* _WORK REQUIRED_
Set down the full listing exactly as given. Any pictures are to be left out.

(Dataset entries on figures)
** START **
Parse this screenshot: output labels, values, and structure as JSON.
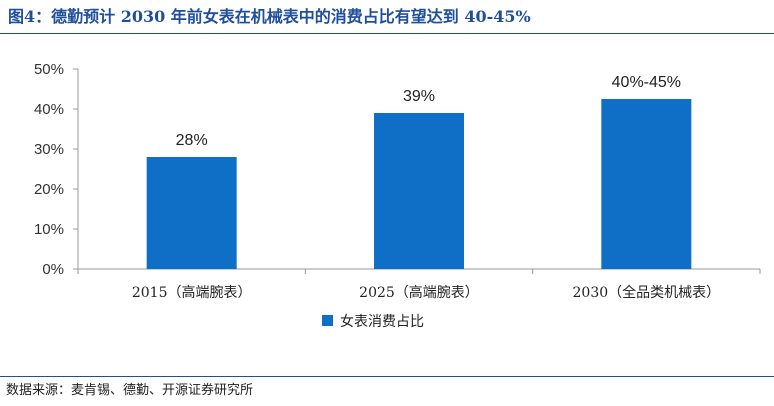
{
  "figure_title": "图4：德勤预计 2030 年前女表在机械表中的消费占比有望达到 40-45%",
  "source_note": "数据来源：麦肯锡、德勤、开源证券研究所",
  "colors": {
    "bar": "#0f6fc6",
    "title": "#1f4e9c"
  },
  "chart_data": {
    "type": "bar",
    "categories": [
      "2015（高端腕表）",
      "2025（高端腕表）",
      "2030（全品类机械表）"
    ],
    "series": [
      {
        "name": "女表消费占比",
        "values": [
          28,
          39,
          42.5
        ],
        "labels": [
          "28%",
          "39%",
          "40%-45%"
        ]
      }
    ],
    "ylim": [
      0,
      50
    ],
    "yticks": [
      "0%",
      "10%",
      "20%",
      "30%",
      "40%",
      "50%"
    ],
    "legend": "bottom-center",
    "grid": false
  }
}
** END **
* _FULL OUTPUT_
Parse this screenshot: output labels, values, and structure as JSON.
{
  "figure_title": "图4：德勤预计 2030 年前女表在机械表中的消费占比有望达到 40-45%",
  "source_note": "数据来源：麦肯锡、德勤、开源证券研究所",
  "colors": {
    "bar": "#0f6fc6",
    "title": "#1f4e9c"
  },
  "chart_data": {
    "type": "bar",
    "categories": [
      "2015（高端腕表）",
      "2025（高端腕表）",
      "2030（全品类机械表）"
    ],
    "series": [
      {
        "name": "女表消费占比",
        "values": [
          28,
          39,
          42.5
        ],
        "labels": [
          "28%",
          "39%",
          "40%-45%"
        ]
      }
    ],
    "ylim": [
      0,
      50
    ],
    "yticks": [
      "0%",
      "10%",
      "20%",
      "30%",
      "40%",
      "50%"
    ],
    "legend": "bottom-center",
    "grid": false
  }
}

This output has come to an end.